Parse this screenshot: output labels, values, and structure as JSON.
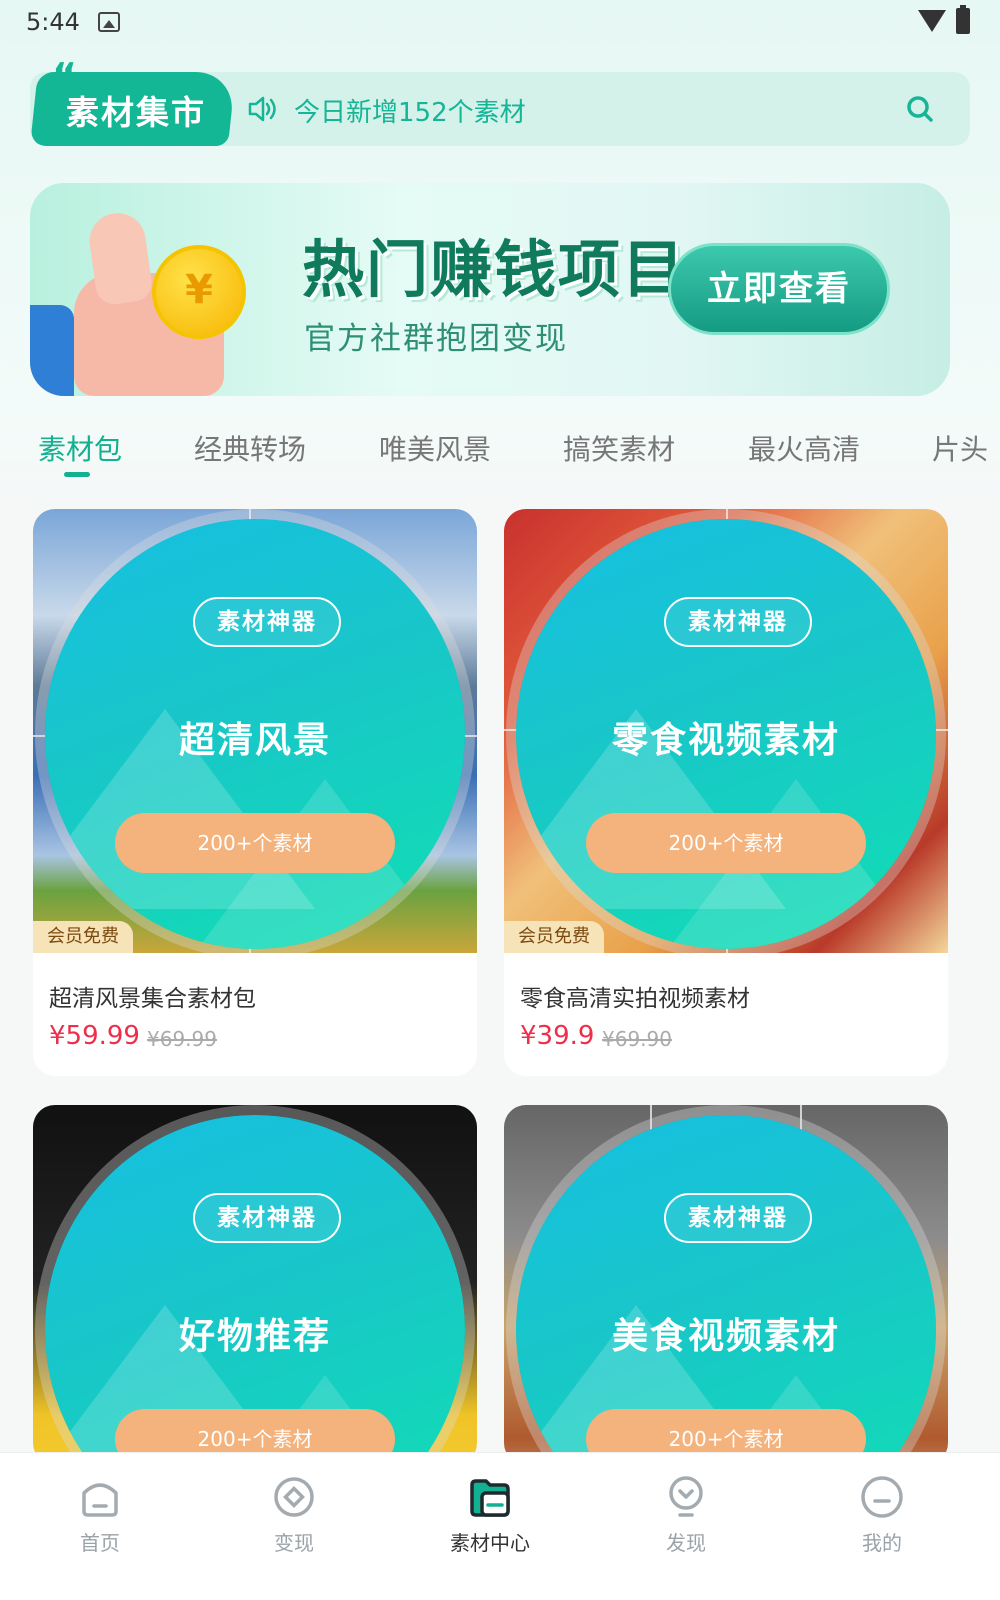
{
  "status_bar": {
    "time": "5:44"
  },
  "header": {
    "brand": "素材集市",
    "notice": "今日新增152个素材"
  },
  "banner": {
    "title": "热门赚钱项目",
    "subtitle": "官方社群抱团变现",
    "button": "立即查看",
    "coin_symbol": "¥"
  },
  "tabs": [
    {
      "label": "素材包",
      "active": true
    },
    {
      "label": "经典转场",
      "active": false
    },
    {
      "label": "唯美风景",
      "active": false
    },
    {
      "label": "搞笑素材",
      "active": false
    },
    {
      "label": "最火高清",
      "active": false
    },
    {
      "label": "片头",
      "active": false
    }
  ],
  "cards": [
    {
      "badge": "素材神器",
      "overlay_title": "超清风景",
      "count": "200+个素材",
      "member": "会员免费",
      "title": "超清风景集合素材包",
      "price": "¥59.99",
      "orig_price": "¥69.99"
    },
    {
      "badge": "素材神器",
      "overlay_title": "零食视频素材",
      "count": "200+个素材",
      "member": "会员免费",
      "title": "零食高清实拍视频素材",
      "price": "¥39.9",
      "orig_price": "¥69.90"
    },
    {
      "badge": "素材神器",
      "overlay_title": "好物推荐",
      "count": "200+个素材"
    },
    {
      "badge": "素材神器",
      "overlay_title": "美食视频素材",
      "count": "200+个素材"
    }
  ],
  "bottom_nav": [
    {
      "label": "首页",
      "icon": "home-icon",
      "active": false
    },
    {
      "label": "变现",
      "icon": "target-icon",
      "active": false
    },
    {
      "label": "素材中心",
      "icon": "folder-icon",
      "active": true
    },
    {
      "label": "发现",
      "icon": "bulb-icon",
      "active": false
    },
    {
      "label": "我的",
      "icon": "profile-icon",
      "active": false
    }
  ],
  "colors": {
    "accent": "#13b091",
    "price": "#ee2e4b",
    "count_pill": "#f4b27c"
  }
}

▶ EXERCISE INSTRUCTIONS
Print all of the entries word for word. Omit the pictures they contain.

▶ ANSWER BELOW
Parse this screenshot: output labels, values, and structure as JSON.
{
  "status_bar": {
    "time": "5:44"
  },
  "header": {
    "brand": "素材集市",
    "notice": "今日新增152个素材"
  },
  "banner": {
    "title": "热门赚钱项目",
    "subtitle": "官方社群抱团变现",
    "button": "立即查看",
    "coin_symbol": "¥"
  },
  "tabs": [
    {
      "label": "素材包",
      "active": true
    },
    {
      "label": "经典转场",
      "active": false
    },
    {
      "label": "唯美风景",
      "active": false
    },
    {
      "label": "搞笑素材",
      "active": false
    },
    {
      "label": "最火高清",
      "active": false
    },
    {
      "label": "片头",
      "active": false
    }
  ],
  "cards": [
    {
      "badge": "素材神器",
      "overlay_title": "超清风景",
      "count": "200+个素材",
      "member": "会员免费",
      "title": "超清风景集合素材包",
      "price": "¥59.99",
      "orig_price": "¥69.99"
    },
    {
      "badge": "素材神器",
      "overlay_title": "零食视频素材",
      "count": "200+个素材",
      "member": "会员免费",
      "title": "零食高清实拍视频素材",
      "price": "¥39.9",
      "orig_price": "¥69.90"
    },
    {
      "badge": "素材神器",
      "overlay_title": "好物推荐",
      "count": "200+个素材"
    },
    {
      "badge": "素材神器",
      "overlay_title": "美食视频素材",
      "count": "200+个素材"
    }
  ],
  "bottom_nav": [
    {
      "label": "首页",
      "icon": "home-icon",
      "active": false
    },
    {
      "label": "变现",
      "icon": "target-icon",
      "active": false
    },
    {
      "label": "素材中心",
      "icon": "folder-icon",
      "active": true
    },
    {
      "label": "发现",
      "icon": "bulb-icon",
      "active": false
    },
    {
      "label": "我的",
      "icon": "profile-icon",
      "active": false
    }
  ],
  "colors": {
    "accent": "#13b091",
    "price": "#ee2e4b",
    "count_pill": "#f4b27c"
  }
}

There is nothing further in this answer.